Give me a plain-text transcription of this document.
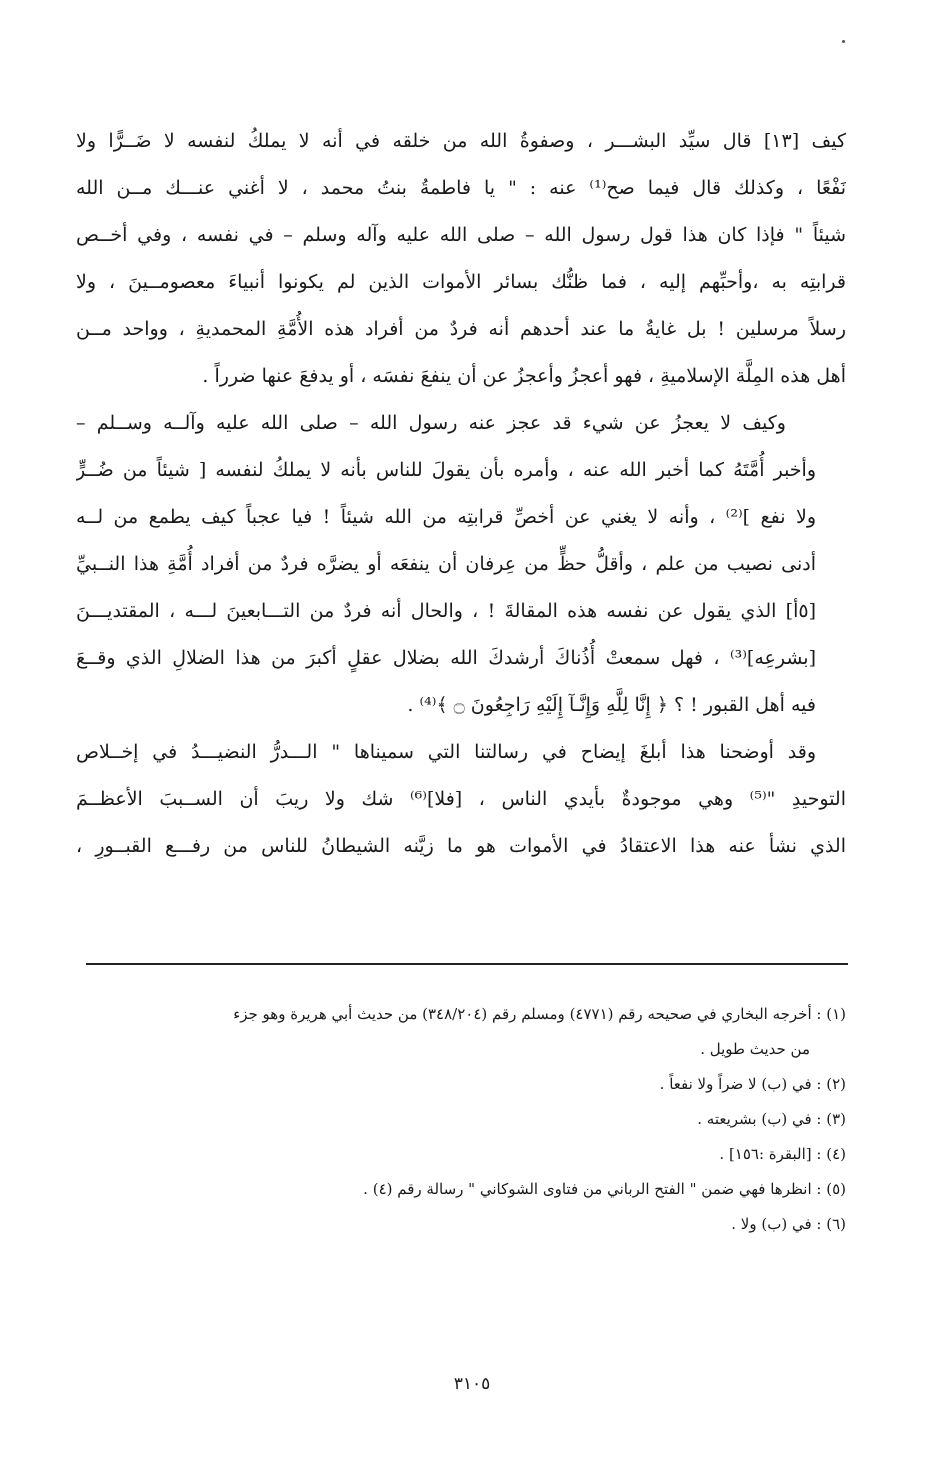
كيف [١٣] قال سيِّد البشـــر ، وصفوةُ الله من خلقه في أنه لا يملكُ لنفسه لا ضَــرًّا ولا
نَفْعًا ، وكذلك قال فيما صح⁽¹⁾ عنه : " يا فاطمةُ بنتُ محمد ، لا أغني عنـــك مــن الله
شيئاً " فإذا كان هذا قول رسول الله – صلى الله عليه وآله وسلم – في نفسه ، وفي أخــص
قرابتِه به ،وأحبِّهم إليه ، فما ظنُّك بسائر الأموات الذين لم يكونوا أنبياءَ معصومــينَ ، ولا
رسلاً مرسلين ! بل غايةُ ما عند أحدهم أنه فردٌ من أفراد هذه الأُمَّةِ المحمديةِ ، وواحد مــن
أهل هذه المِلَّة الإسلاميةِ ، فهو أعجزُ وأعجزُ عن أن ينفعَ نفسَه ، أو يدفعَ عنها ضرراً .
وكيف لا يعجزُ عن شيء قد عجز عنه رسول الله – صلى الله عليه وآلــه وســلم –
وأخبر أُمَّتَهُ كما أخبر الله عنه ، وأمره بأن يقولَ للناس بأنه لا يملكُ لنفسه [ شيئاً من ضُــرٍّ
ولا نفع ]⁽²⁾ ، وأنه لا يغني عن أخصِّ قرابتِه من الله شيئاً ! فيا عجباً كيف يطمع من لــه
أدنى نصيب من علم ، وأقلُّ حظٍّ من عِرفان أن ينفعَه أو يضرَّه فردٌ من أفراد أُمَّةِ هذا النــبيِّ
[٥أ] الذي يقول عن نفسه هذه المقالةَ ! ، والحال أنه فردٌ من التـــابعينَ لـــه ، المقتديـــنَ
[بشرعِه]⁽³⁾ ، فهل سمعتْ أُذُناكَ أرشدكَ الله بضلال عقلٍ أكبرَ من هذا الضلالِ الذي وقــعَ
فيه أهل القبور ! ؟ ﴿ إِنَّا لِلَّهِ وَإِنَّـآ إِلَيْهِ رَاجِعُونَ ۝ ﴾⁽⁴⁾ .
وقد أوضحنا هذا أبلغَ إيضاح في رسالتنا التي سميناها " الـــدرُّ النضيـــدُ في إخــلاص
التوحيدِ "⁽⁵⁾ وهي موجودةٌ بأيدي الناس ، [فلا]⁽⁶⁾ شك ولا ريبَ أن الســببَ الأعظــمَ
الذي نشأ عنه هذا الاعتقادُ في الأموات هو ما زيَّنه الشيطانُ للناس من رفـــع القبــورِ ،
(١) : أخرجه البخاري في صحيحه رقم (٤٧٧١) ومسلم رقم (٣٤٨/٢٠٤) من حديث أبي هريرة وهو جزء
من حديث طويل .
(٢) : في (ب) لا ضراً ولا نفعاً .
(٣) : في (ب) بشريعته .
(٤) : [البقرة :١٥٦] .
(٥) : انظرها فهي ضمن " الفتح الرباني من فتاوى الشوكاني " رسالة رقم (٤) .
(٦) : في (ب) ولا .
٣١٠٥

== == ==

Your task:
Only the number is wanted: how many lines in the data include the word "حديث"?

Final result:
2